- [Items from a figure collection]
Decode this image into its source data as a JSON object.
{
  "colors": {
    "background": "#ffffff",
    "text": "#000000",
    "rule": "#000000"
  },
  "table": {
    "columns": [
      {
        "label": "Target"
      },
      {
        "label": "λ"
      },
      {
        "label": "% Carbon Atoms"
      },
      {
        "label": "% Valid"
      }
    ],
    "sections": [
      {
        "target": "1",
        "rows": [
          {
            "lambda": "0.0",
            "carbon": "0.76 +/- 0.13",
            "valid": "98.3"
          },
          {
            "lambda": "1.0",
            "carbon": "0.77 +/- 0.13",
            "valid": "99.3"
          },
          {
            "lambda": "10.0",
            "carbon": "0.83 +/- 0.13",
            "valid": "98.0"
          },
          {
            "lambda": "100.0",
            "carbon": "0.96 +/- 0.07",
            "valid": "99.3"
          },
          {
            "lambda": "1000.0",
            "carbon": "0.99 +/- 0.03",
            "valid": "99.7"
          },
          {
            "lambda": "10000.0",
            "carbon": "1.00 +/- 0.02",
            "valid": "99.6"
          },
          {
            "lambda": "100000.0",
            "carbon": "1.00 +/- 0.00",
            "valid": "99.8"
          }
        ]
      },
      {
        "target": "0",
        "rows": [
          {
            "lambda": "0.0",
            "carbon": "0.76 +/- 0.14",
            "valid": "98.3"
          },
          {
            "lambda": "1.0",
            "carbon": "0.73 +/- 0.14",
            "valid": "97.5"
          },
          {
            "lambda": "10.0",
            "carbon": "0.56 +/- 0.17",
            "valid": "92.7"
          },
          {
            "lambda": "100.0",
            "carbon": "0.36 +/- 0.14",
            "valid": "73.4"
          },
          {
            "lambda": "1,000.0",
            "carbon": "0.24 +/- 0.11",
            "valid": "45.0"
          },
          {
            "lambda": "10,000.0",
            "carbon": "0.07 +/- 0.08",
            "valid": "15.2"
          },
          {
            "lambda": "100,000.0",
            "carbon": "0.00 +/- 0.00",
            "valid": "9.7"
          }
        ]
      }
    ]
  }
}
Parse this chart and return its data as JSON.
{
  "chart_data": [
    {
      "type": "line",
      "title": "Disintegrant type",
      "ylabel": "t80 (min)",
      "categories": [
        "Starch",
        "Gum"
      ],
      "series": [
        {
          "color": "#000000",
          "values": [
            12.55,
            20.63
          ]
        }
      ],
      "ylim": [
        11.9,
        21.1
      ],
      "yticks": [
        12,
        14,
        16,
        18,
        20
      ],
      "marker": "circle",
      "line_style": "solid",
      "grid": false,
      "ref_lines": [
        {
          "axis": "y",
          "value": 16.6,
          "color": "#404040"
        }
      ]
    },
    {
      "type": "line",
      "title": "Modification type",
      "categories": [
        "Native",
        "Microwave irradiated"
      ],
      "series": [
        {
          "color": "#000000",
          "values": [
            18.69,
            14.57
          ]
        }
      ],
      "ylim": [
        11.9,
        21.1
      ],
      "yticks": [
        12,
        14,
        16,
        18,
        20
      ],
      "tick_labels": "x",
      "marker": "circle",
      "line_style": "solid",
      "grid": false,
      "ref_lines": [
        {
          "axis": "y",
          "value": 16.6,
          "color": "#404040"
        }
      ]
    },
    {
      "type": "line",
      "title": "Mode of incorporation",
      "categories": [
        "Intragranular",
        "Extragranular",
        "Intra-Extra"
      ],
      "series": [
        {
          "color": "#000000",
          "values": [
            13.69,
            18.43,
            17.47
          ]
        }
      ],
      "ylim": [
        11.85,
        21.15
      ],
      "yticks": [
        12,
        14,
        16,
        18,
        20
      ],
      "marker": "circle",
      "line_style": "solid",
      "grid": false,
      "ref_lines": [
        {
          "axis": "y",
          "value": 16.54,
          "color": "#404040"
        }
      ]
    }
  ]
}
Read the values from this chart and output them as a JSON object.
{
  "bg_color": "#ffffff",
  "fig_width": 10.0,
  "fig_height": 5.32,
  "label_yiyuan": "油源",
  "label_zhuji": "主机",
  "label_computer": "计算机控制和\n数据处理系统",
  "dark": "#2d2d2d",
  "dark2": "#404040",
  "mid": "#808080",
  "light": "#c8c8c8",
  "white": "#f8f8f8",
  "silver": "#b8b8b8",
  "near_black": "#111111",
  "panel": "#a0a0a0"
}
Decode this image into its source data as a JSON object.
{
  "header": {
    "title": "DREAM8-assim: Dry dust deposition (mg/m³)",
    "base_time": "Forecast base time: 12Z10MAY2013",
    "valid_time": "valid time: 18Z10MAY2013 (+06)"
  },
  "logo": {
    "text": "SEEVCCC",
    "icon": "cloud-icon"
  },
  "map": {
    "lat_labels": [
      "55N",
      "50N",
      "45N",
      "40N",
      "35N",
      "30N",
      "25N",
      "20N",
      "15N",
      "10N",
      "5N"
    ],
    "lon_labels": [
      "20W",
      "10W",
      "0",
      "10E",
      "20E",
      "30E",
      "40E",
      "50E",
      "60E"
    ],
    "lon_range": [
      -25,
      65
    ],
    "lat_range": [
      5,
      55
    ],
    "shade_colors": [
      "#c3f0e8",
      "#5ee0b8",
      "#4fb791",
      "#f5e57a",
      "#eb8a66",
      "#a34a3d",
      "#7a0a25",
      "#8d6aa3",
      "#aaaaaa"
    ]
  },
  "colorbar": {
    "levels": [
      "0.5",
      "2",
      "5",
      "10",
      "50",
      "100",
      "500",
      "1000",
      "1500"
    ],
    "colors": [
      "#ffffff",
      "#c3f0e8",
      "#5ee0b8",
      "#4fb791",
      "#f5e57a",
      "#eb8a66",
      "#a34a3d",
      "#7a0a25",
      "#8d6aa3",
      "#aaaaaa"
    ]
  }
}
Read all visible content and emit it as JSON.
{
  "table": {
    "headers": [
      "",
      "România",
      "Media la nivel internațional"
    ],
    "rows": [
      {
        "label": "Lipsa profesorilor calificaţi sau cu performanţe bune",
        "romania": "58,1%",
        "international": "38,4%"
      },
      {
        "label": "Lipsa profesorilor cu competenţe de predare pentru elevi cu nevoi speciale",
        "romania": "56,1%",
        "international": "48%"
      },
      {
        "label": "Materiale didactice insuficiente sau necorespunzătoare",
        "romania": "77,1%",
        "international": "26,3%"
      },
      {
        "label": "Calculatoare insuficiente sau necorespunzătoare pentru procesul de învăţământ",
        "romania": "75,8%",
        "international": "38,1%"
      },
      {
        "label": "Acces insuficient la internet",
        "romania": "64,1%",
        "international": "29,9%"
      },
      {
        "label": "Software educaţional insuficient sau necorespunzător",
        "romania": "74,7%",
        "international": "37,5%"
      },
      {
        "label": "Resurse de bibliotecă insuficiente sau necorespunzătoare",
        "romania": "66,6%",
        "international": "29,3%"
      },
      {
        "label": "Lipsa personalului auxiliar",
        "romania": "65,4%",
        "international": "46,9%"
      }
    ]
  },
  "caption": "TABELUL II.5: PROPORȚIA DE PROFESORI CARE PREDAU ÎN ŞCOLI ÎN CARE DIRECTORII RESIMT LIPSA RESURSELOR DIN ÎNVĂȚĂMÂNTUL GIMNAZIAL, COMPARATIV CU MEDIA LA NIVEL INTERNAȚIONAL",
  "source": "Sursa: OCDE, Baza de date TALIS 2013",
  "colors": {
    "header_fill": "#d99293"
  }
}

- [What is being asked]
Examine the listing and say how many of its lines contain the string "necorespunzătoare". Give the number alone.

- [Task solution]
3